- **What the exercise asks**
Print, exactly as given, each line of the data from the line containing "Output a JSON" up to and including its last line.

* * * * * * * * *

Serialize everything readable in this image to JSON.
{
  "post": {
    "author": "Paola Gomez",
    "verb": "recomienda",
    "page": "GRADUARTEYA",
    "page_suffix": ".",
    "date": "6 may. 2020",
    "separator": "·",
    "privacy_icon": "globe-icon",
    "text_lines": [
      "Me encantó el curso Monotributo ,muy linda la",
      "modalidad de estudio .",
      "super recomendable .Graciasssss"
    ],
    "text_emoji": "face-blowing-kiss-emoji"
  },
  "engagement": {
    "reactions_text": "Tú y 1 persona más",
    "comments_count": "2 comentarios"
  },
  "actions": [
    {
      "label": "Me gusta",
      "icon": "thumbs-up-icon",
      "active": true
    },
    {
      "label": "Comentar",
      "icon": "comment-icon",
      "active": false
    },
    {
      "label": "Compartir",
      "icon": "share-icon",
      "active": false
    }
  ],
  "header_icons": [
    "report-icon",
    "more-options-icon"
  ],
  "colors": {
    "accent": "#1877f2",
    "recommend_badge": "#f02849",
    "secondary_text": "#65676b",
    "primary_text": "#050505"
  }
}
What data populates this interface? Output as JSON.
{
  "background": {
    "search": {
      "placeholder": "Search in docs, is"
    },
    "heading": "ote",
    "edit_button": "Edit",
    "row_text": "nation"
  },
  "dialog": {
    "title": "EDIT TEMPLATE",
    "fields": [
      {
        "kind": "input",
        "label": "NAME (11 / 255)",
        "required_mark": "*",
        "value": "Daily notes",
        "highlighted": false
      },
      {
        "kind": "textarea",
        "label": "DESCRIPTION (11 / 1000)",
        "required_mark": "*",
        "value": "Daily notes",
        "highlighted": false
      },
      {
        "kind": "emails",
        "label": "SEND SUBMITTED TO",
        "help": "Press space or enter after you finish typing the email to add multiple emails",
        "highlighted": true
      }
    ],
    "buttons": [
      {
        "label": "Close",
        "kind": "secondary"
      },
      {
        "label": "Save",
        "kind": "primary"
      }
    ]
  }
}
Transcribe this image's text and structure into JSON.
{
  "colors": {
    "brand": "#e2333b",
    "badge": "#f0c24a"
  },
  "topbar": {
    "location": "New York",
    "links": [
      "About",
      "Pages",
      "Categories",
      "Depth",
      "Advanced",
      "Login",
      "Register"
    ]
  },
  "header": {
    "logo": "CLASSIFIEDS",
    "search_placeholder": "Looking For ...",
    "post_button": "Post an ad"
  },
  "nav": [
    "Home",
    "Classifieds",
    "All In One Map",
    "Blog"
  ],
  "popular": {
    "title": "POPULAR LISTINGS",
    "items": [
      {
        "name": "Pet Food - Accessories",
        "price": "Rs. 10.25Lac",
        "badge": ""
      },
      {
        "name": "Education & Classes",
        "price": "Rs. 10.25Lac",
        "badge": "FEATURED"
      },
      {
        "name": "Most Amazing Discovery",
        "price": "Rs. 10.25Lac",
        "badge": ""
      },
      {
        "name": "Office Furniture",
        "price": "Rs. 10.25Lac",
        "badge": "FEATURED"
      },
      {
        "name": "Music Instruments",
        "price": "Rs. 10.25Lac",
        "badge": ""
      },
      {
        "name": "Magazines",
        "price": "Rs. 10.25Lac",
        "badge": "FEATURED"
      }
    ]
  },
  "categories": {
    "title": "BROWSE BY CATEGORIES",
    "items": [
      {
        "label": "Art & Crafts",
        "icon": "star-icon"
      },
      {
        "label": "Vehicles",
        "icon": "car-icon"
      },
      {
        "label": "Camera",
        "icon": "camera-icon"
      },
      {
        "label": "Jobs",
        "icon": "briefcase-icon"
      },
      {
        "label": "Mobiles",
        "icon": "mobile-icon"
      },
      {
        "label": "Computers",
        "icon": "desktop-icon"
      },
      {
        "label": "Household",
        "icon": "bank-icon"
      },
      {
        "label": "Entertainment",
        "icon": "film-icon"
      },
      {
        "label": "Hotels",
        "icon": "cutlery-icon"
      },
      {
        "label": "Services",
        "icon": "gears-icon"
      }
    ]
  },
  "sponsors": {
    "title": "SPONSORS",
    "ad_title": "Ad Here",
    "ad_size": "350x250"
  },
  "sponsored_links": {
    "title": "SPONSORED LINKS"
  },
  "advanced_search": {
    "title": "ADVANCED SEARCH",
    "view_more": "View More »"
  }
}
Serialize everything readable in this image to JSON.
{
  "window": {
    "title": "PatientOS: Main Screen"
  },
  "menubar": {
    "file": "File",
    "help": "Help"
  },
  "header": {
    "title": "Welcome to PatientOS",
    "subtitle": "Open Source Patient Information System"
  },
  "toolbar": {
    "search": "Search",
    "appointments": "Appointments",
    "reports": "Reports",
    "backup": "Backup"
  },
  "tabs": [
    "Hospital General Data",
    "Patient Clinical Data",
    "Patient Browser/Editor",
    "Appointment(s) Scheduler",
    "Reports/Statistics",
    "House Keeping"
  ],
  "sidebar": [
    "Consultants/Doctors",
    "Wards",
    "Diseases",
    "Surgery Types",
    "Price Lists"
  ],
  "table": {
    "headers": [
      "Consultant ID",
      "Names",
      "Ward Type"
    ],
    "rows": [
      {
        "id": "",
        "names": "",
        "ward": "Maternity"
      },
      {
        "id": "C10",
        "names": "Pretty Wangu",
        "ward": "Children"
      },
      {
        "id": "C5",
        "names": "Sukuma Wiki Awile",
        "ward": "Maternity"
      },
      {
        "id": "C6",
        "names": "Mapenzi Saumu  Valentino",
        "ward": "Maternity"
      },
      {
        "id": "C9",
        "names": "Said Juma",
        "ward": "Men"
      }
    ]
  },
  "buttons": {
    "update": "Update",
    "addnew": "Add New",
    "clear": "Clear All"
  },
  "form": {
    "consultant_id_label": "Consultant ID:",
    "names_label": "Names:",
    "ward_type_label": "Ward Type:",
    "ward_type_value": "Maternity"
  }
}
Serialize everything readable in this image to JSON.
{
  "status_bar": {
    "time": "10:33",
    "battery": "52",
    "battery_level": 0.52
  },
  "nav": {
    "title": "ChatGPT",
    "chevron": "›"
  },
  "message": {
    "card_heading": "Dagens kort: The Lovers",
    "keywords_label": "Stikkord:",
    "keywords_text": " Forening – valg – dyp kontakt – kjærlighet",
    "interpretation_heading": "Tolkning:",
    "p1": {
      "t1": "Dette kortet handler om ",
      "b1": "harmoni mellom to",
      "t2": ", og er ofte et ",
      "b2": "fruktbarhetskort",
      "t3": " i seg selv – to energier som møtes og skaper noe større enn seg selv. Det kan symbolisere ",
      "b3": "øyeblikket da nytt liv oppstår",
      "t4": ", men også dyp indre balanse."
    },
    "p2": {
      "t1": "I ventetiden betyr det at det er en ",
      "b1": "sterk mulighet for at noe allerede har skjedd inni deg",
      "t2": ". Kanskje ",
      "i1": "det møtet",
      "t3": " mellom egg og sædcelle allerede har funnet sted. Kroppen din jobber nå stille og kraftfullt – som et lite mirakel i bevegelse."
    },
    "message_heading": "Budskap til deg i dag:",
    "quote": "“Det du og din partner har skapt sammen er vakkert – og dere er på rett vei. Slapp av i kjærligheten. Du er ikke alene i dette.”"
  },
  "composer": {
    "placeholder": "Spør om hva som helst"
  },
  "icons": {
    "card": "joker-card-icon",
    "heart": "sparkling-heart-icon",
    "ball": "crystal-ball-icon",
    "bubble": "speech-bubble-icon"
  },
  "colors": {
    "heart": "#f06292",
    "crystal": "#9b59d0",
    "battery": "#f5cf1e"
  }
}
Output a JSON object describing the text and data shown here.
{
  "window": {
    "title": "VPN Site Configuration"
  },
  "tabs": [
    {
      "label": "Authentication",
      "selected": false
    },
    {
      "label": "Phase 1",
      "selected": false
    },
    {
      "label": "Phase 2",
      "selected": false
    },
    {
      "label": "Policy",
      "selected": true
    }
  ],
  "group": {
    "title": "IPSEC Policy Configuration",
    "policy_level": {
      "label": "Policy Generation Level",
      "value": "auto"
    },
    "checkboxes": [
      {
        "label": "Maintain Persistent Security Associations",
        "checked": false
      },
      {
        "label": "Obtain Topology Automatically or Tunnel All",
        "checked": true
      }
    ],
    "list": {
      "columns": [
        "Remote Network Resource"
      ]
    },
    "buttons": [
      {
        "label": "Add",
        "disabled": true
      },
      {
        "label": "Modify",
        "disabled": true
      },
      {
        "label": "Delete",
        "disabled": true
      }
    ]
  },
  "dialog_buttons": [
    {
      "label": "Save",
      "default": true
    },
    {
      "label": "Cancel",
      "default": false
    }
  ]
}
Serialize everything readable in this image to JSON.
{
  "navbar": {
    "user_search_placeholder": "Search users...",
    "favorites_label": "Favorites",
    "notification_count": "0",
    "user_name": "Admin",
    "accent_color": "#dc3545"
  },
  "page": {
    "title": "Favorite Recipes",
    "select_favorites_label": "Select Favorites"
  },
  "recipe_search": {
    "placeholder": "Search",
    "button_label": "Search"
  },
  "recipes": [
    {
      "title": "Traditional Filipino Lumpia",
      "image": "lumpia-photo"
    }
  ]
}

* * * * * * * * *

- **Expected output**
Output a JSON object describing the text and data shown here.
{
  "window": {
    "title": "VPN Site Configuration"
  },
  "tabs": [
    {
      "label": "Authentication",
      "selected": false
    },
    {
      "label": "Phase 1",
      "selected": false
    },
    {
      "label": "Phase 2",
      "selected": false
    },
    {
      "label": "Policy",
      "selected": true
    }
  ],
  "group": {
    "title": "IPSEC Policy Configuration",
    "policy_level": {
      "label": "Policy Generation Level",
      "value": "auto"
    },
    "checkboxes": [
      {
        "label": "Maintain Persistent Security Associations",
        "checked": false
      },
      {
        "label": "Obtain Topology Automatically or Tunnel All",
        "checked": true
      }
    ],
    "list": {
      "columns": [
        "Remote Network Resource"
      ]
    },
    "buttons": [
      {
        "label": "Add",
        "disabled": true
      },
      {
        "label": "Modify",
        "disabled": true
      },
      {
        "label": "Delete",
        "disabled": true
      }
    ]
  },
  "dialog_buttons": [
    {
      "label": "Save",
      "default": true
    },
    {
      "label": "Cancel",
      "default": false
    }
  ]
}
Serialize everything readable in this image to JSON.
{
  "navbar": {
    "user_search_placeholder": "Search users...",
    "favorites_label": "Favorites",
    "notification_count": "0",
    "user_name": "Admin",
    "accent_color": "#dc3545"
  },
  "page": {
    "title": "Favorite Recipes",
    "select_favorites_label": "Select Favorites"
  },
  "recipe_search": {
    "placeholder": "Search",
    "button_label": "Search"
  },
  "recipes": [
    {
      "title": "Traditional Filipino Lumpia",
      "image": "lumpia-photo"
    }
  ]
}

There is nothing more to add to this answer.